# Led Awning Lights Off Switch



## J-Leyva (Oct 20, 2014)

I picked up my new 2015 Outback 323BH yesterday, and I don't know how to turn off the outside LED awning(against exterior body)lights. I have the Outback hooked into shore power and the lights stay on. Am I missing something? My walk through was not the greatest, and I don't see anything in the manual about the lights.


----------



## millard1028 (Sep 17, 2014)

Hello there's a wireless remote that came with it its the only way to turn the lights on or off and the remote is under the control panel were the slide switches are.

hope that helps mill.


----------



## MikeR/T (Jul 21, 2014)

I've got a 312BH and I've crawled all over that thing looking for a switch other than using the remote.


----------



## millard1028 (Sep 17, 2014)

MikeR/T said:


> I've got a 312BH and I've crawled all over that thing looking for a switch other than using the remote.


yeah I was a little taken back by the whole remote thing in the first place. they don't have any info
online about it and we didn't order ours with it lol


----------



## GRegh (Aug 4, 2014)

J-Leyva said:


> I picked up my new 2015 Outback 323BH yesterday, and I don't know how to turn off the outside LED awning(against exterior body)lights. I have the Outback hooked into shore power and the lights stay on. Am I missing something? My walk through was not the greatest, and I don't see anything in the manual about the lights.


We have the same trailer and those LED lights are hard wired not remote controlled. I can never remember which switch controls them, just trial and error, but there is a switch either on the main switch panel or on one of those panels between the Tv and the bathroom door. Hope this helps.
-Greg


----------



## marcos55 (Aug 12, 2021)

J-Leyva said:


> I picked up my new 2015 Outback 323BH yesterday, and I don't know how to turn off the outside LED awning(against exterior body)lights. I have the Outback hooked into shore power and the lights stay on. Am I missing something? My walk through was not the greatest, and I don't see anything in the manual about the lights.


Did you ever find a way to turn these led lights on and off?


----------

════════════════

(Task list):
1. From the awning light thread, quote the passage between "yeah I was a" and "(Aug 4, 2014)", inclusive.
2. Check each statement against the awning light thread and answer yes or no, quoting the words that settle it: (a) millard1028 says a wireless remote is the only way to switch the lights on or off; (b) GRegh says the LED lights on his trailer are remote controlled; (c) J-Leyva's new trailer is a 2015 Outback 312BH.
The entries after this point aren't needed for anything here.

(Entries drawn from a collection):
════════════════

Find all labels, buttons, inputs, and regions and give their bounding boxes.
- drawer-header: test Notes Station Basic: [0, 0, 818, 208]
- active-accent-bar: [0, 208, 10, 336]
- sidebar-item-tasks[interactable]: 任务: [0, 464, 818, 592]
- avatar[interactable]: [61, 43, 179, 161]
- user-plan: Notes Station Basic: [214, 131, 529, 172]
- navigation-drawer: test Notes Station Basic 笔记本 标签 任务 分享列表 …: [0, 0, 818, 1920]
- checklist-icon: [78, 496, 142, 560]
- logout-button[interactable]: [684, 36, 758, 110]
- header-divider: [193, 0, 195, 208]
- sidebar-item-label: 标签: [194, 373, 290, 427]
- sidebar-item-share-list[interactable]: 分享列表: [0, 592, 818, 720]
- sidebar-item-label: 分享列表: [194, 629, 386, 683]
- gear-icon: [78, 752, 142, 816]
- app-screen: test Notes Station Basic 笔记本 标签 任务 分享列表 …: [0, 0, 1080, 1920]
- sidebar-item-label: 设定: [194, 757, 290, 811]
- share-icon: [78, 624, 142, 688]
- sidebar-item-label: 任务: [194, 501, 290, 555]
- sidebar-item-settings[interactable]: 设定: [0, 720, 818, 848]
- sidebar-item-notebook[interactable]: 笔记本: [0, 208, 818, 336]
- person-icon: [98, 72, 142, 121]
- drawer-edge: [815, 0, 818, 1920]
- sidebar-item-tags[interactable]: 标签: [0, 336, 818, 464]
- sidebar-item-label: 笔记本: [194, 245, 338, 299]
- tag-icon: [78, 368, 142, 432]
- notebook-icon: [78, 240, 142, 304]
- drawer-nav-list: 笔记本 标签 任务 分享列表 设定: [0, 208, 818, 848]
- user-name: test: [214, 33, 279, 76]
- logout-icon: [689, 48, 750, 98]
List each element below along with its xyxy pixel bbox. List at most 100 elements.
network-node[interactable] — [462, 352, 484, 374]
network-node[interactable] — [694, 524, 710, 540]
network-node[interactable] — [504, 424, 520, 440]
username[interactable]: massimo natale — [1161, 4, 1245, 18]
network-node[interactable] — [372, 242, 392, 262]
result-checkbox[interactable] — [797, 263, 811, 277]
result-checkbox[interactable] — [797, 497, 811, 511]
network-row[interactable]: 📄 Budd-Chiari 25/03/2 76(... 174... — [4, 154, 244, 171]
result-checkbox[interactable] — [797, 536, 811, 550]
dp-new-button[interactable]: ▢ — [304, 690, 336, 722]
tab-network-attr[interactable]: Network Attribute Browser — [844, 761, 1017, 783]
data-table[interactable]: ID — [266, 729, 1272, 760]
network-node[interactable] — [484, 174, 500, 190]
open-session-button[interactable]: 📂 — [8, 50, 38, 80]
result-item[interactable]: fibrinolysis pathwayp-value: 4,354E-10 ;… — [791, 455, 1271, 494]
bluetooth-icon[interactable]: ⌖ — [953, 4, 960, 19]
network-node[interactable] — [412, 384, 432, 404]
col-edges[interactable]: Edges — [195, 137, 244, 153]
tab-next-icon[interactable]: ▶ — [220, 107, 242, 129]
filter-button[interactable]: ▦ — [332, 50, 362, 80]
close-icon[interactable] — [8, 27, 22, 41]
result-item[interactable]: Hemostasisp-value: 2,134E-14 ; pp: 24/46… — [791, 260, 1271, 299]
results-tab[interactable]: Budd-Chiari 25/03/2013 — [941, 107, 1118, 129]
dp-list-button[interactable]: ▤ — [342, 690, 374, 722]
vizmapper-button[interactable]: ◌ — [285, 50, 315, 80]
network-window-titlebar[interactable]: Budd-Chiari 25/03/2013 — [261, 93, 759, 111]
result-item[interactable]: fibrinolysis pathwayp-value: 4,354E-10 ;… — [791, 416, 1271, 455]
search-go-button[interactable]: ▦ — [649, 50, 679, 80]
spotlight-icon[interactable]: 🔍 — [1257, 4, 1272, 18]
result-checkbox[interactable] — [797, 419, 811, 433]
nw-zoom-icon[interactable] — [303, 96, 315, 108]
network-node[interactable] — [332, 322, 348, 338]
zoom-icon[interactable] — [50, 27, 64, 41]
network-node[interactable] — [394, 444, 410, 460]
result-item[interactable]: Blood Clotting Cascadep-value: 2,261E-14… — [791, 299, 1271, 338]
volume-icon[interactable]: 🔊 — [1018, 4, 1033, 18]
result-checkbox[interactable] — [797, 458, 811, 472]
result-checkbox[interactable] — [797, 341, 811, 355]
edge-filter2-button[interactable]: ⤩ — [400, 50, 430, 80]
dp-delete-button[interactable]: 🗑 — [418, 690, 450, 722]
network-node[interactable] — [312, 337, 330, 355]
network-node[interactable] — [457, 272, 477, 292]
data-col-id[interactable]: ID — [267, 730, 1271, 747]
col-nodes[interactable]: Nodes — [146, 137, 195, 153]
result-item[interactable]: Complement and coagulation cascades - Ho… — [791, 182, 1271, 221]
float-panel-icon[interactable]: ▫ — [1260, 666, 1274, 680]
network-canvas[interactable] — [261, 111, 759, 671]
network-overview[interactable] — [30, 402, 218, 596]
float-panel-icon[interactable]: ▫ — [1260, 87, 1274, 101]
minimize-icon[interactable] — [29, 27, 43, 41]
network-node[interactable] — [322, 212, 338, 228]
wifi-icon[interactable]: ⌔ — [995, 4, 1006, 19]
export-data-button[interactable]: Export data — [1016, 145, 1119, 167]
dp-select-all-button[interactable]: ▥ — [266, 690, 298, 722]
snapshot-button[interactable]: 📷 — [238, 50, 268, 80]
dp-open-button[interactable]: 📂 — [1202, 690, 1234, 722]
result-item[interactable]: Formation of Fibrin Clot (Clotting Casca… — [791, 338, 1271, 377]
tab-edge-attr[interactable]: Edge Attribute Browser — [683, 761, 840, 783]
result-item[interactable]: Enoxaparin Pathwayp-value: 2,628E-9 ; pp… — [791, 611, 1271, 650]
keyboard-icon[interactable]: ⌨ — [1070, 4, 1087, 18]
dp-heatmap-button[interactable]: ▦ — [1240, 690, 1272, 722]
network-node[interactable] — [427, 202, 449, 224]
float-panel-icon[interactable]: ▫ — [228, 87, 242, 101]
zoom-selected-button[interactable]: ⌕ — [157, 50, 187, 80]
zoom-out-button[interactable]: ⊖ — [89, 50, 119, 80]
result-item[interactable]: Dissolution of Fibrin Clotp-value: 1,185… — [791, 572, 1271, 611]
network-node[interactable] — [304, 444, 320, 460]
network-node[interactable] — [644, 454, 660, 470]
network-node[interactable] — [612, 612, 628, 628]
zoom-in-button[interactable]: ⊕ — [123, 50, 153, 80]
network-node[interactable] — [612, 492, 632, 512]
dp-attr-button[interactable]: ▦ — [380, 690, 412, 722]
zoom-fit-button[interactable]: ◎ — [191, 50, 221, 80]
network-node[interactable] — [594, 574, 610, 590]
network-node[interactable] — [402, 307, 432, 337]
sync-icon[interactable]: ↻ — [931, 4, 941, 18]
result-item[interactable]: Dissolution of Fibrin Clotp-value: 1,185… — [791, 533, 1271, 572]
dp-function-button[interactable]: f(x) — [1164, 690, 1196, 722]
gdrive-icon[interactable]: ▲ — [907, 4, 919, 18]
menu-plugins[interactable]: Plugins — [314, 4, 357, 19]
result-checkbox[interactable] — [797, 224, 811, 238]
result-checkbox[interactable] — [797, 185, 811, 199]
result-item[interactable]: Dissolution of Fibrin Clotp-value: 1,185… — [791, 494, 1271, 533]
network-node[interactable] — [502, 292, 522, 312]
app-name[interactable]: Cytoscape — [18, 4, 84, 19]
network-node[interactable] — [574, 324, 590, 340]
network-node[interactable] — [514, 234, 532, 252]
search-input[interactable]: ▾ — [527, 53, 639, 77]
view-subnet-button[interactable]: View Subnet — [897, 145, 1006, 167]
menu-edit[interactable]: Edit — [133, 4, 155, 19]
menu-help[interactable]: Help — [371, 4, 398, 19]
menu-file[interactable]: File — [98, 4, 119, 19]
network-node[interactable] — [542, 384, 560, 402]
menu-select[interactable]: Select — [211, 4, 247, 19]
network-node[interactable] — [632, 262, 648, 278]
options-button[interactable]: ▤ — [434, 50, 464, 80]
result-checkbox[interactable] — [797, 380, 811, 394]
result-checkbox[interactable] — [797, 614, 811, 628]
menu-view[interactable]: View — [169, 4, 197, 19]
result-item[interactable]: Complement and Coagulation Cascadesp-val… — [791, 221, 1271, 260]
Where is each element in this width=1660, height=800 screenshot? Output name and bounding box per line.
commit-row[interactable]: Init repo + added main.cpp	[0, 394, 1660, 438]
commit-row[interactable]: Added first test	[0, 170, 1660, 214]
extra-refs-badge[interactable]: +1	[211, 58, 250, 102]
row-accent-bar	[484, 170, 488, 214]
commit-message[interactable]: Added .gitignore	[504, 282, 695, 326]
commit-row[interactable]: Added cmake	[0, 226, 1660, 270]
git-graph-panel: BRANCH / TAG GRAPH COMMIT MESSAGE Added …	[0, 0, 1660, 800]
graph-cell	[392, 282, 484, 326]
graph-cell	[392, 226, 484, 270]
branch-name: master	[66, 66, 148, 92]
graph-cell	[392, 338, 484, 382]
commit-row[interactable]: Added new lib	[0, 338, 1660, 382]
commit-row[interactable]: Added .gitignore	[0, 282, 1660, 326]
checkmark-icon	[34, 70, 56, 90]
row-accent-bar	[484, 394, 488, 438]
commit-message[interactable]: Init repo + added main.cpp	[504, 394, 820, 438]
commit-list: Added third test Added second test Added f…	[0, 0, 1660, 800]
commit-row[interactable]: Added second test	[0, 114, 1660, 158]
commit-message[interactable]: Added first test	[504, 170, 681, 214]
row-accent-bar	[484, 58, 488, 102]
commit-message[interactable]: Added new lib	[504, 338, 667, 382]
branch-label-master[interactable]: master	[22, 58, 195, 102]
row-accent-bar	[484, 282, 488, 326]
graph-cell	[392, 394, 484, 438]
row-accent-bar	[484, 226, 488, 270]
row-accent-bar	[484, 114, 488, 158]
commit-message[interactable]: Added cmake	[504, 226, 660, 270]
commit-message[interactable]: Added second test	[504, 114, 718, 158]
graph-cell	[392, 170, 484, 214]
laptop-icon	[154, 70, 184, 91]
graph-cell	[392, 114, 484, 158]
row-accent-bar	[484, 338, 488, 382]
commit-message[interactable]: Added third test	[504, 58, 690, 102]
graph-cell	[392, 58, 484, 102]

════════════════

(Answers to the problems):
1.
yeah I was a little taken back by the whole remote thing in the first place. they don't have any info
online about it and we didn't order ours with it lol


----------



## GRegh (Aug 4, 2014)

2.
(a) Yes: "there's a wireless remote that came with it its the only way to turn the lights on or off"
(b) No: "those LED lights are hard wired not remote controlled"
(c) No: "I picked up my new 2015 Outback 323BH yesterday"